Input rows
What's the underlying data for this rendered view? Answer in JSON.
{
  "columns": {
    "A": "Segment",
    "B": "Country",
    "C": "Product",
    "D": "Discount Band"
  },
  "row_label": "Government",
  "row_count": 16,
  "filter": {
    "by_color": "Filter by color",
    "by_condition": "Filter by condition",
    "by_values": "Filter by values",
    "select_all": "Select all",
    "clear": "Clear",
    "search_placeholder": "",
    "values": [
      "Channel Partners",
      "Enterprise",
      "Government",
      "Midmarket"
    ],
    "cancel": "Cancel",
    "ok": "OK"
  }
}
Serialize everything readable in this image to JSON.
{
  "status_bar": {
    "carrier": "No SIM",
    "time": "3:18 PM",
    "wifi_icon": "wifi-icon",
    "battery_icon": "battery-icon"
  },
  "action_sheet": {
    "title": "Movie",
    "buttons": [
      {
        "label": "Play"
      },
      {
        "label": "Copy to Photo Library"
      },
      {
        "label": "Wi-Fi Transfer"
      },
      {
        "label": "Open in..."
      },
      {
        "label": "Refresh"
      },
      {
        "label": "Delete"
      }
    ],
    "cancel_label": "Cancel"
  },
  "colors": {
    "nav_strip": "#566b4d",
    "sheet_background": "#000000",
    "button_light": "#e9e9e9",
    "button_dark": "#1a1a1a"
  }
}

What you have to do
Set down the entries verbatim, leaving none out.

Finished answer
What's the underlying data for this rendered view? Answer in JSON.
{
  "columns": {
    "A": "Segment",
    "B": "Country",
    "C": "Product",
    "D": "Discount Band"
  },
  "row_label": "Government",
  "row_count": 16,
  "filter": {
    "by_color": "Filter by color",
    "by_condition": "Filter by condition",
    "by_values": "Filter by values",
    "select_all": "Select all",
    "clear": "Clear",
    "search_placeholder": "",
    "values": [
      "Channel Partners",
      "Enterprise",
      "Government",
      "Midmarket"
    ],
    "cancel": "Cancel",
    "ok": "OK"
  }
}
Serialize everything readable in this image to JSON.
{
  "status_bar": {
    "carrier": "No SIM",
    "time": "3:18 PM",
    "wifi_icon": "wifi-icon",
    "battery_icon": "battery-icon"
  },
  "action_sheet": {
    "title": "Movie",
    "buttons": [
      {
        "label": "Play"
      },
      {
        "label": "Copy to Photo Library"
      },
      {
        "label": "Wi-Fi Transfer"
      },
      {
        "label": "Open in..."
      },
      {
        "label": "Refresh"
      },
      {
        "label": "Delete"
      }
    ],
    "cancel_label": "Cancel"
  },
  "colors": {
    "nav_strip": "#566b4d",
    "sheet_background": "#000000",
    "button_light": "#e9e9e9",
    "button_dark": "#1a1a1a"
  }
}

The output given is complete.